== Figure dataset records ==
BEGIN

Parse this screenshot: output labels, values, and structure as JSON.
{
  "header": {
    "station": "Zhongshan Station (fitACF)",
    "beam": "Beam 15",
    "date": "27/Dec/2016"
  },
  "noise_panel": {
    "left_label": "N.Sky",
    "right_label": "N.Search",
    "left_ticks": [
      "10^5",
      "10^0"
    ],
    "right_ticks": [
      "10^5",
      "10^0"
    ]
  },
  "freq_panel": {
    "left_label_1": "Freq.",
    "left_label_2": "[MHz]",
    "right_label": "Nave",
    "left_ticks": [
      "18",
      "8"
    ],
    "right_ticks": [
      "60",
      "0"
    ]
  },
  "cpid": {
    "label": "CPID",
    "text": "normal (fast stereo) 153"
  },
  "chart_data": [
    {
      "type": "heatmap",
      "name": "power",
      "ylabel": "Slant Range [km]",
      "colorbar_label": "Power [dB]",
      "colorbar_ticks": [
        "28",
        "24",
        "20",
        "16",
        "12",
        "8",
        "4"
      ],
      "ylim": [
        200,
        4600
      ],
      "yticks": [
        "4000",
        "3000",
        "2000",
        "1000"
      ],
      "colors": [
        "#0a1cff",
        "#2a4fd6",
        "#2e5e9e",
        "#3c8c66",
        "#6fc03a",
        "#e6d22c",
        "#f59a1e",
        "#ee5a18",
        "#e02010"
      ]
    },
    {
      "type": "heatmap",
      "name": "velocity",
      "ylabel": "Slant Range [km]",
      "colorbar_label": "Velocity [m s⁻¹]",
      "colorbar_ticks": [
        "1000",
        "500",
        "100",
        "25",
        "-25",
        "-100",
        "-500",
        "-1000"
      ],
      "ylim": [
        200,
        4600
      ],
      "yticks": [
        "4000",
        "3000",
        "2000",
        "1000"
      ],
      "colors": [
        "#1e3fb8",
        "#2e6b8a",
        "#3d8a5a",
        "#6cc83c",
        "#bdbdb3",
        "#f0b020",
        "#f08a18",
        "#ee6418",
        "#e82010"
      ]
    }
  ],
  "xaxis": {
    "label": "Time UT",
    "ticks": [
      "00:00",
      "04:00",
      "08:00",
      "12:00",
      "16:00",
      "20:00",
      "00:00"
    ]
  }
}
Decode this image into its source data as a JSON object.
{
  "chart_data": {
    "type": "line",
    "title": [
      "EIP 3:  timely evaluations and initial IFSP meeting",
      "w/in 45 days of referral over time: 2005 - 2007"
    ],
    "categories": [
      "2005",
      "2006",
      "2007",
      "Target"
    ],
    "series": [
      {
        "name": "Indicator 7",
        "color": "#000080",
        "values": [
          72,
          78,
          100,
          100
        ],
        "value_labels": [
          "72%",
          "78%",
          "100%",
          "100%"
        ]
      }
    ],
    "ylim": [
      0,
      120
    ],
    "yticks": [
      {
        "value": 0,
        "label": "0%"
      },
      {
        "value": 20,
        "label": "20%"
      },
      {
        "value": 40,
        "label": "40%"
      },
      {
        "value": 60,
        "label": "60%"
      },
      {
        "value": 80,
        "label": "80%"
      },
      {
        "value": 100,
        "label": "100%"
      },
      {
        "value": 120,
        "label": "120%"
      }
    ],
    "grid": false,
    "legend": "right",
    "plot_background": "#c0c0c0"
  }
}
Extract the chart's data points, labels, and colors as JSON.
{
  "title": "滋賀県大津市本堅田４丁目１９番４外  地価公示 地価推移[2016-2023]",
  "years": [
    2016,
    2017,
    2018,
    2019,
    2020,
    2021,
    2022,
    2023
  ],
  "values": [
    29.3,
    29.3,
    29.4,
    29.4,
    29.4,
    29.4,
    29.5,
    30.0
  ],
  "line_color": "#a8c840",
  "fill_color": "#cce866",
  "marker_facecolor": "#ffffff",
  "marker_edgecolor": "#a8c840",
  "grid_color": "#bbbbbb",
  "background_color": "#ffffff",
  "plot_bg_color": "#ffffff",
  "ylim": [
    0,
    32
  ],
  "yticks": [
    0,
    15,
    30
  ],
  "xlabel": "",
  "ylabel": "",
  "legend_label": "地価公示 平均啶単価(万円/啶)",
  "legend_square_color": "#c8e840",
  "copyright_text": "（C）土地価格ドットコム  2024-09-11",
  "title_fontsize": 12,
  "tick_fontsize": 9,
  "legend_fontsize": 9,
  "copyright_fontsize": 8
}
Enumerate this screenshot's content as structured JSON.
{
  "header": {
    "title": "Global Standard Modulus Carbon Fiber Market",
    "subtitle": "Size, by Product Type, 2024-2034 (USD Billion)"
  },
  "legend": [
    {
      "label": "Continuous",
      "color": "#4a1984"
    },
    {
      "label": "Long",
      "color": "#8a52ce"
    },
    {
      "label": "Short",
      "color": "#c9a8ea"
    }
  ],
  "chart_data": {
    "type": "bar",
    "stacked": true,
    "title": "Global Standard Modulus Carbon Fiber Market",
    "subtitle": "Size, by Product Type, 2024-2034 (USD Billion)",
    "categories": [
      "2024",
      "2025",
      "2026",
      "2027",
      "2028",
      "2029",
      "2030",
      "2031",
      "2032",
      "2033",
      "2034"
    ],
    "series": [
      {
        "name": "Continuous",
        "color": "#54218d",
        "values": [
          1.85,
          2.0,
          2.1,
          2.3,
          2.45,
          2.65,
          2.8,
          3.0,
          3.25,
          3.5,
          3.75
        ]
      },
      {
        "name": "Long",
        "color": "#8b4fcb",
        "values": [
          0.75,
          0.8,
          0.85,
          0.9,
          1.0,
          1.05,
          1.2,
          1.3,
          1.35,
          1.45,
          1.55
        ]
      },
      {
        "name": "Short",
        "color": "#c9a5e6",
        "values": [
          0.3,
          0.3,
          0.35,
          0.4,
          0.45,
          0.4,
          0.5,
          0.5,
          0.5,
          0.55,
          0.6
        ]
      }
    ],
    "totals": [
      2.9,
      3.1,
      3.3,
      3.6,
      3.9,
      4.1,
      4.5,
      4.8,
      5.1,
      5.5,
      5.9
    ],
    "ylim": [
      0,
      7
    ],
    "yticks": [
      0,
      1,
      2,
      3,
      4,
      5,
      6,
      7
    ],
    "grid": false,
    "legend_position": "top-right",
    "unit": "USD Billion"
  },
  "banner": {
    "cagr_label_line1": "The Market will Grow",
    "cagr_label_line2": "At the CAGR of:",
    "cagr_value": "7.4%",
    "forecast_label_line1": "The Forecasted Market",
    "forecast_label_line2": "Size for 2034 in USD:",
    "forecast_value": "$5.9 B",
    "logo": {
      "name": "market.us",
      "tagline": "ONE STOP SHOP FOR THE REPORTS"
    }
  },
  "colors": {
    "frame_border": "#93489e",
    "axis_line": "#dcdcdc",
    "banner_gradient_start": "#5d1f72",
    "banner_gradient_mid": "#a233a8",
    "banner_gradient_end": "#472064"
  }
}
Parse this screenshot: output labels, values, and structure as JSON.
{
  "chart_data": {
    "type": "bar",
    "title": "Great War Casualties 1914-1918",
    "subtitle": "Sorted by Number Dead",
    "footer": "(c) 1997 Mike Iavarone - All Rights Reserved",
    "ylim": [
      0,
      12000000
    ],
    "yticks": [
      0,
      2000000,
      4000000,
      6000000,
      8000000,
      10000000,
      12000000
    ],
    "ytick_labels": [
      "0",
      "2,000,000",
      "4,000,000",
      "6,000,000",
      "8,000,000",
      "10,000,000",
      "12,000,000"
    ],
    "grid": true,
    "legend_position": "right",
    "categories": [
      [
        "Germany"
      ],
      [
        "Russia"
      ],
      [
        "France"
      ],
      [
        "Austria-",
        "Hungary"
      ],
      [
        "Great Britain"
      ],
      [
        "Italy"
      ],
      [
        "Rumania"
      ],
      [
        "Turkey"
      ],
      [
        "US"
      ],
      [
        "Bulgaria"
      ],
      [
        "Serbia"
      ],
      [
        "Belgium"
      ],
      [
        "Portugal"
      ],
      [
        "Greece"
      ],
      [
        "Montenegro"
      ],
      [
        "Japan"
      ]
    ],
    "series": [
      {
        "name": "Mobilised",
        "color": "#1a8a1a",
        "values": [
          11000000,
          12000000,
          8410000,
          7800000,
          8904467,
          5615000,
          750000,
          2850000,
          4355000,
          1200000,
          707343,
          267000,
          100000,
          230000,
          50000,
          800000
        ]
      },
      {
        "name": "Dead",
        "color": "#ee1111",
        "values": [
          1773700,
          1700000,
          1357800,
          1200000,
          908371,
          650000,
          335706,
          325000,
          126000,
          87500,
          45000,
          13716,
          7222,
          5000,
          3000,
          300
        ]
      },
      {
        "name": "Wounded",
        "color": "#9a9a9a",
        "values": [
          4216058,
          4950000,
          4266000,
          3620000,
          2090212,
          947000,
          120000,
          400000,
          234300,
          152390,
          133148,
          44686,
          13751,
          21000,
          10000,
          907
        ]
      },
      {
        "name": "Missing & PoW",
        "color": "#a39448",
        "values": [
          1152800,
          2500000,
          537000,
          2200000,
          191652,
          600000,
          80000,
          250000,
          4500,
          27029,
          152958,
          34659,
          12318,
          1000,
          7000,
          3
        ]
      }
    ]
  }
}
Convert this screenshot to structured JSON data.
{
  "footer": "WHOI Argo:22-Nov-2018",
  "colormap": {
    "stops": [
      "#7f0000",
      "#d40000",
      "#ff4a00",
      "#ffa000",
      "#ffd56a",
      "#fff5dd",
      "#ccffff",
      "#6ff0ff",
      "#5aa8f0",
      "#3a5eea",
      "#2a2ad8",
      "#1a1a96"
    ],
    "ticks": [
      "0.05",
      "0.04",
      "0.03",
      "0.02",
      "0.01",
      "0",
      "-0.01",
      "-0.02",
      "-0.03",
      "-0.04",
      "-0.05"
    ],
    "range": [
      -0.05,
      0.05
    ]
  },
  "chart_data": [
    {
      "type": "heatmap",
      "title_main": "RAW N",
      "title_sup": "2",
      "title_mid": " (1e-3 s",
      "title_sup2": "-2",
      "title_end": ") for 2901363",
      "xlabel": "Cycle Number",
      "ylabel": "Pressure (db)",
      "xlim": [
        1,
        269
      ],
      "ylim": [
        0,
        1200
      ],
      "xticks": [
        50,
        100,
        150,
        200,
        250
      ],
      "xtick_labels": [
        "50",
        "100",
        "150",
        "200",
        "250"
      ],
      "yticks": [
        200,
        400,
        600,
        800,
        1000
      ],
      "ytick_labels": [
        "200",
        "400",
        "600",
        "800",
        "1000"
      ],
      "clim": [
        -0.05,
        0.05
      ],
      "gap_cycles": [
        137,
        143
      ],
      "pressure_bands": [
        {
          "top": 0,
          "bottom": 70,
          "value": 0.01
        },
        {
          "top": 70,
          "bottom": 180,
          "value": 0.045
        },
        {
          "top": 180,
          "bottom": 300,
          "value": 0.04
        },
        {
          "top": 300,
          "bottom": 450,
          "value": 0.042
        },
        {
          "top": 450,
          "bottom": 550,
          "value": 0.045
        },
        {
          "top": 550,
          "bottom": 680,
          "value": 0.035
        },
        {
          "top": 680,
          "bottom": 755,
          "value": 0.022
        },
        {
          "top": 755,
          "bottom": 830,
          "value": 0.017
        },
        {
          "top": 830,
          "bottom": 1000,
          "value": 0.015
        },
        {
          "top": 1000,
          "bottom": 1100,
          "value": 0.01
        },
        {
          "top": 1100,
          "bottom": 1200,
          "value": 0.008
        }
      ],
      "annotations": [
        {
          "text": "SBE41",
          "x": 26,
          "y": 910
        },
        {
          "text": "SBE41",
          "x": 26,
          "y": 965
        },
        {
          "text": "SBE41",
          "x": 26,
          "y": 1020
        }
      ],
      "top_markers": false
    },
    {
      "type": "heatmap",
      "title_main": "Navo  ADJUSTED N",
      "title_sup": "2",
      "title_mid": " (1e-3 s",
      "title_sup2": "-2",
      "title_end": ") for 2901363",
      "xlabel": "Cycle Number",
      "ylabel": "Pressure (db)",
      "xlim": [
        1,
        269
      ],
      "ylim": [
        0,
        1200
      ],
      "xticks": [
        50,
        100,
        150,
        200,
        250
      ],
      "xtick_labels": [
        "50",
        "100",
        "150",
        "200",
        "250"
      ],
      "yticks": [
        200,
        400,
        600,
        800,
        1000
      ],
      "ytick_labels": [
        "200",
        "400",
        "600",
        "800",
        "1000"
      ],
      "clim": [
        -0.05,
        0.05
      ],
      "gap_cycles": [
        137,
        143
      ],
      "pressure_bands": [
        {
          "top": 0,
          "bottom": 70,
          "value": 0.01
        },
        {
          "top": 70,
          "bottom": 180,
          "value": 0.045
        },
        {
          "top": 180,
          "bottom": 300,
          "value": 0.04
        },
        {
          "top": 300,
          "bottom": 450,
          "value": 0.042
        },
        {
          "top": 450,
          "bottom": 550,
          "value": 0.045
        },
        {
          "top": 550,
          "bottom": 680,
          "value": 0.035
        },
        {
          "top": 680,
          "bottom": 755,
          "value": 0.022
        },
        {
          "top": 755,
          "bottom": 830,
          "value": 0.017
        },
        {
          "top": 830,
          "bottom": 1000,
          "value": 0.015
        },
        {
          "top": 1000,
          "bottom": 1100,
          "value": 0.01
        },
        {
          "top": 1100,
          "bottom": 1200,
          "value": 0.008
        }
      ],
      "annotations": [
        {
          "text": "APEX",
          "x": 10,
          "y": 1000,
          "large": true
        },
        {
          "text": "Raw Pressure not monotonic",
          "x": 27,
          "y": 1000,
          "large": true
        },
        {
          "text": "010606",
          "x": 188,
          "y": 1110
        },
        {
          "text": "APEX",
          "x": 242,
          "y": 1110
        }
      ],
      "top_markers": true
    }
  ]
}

END

== EXERCISE ==
Copy every line of the material in which the word "Dead" occurs.

== RESULT OF THE EXERCISE ==
    "subtitle": "Sorted by Number Dead",
        "name": "Dead",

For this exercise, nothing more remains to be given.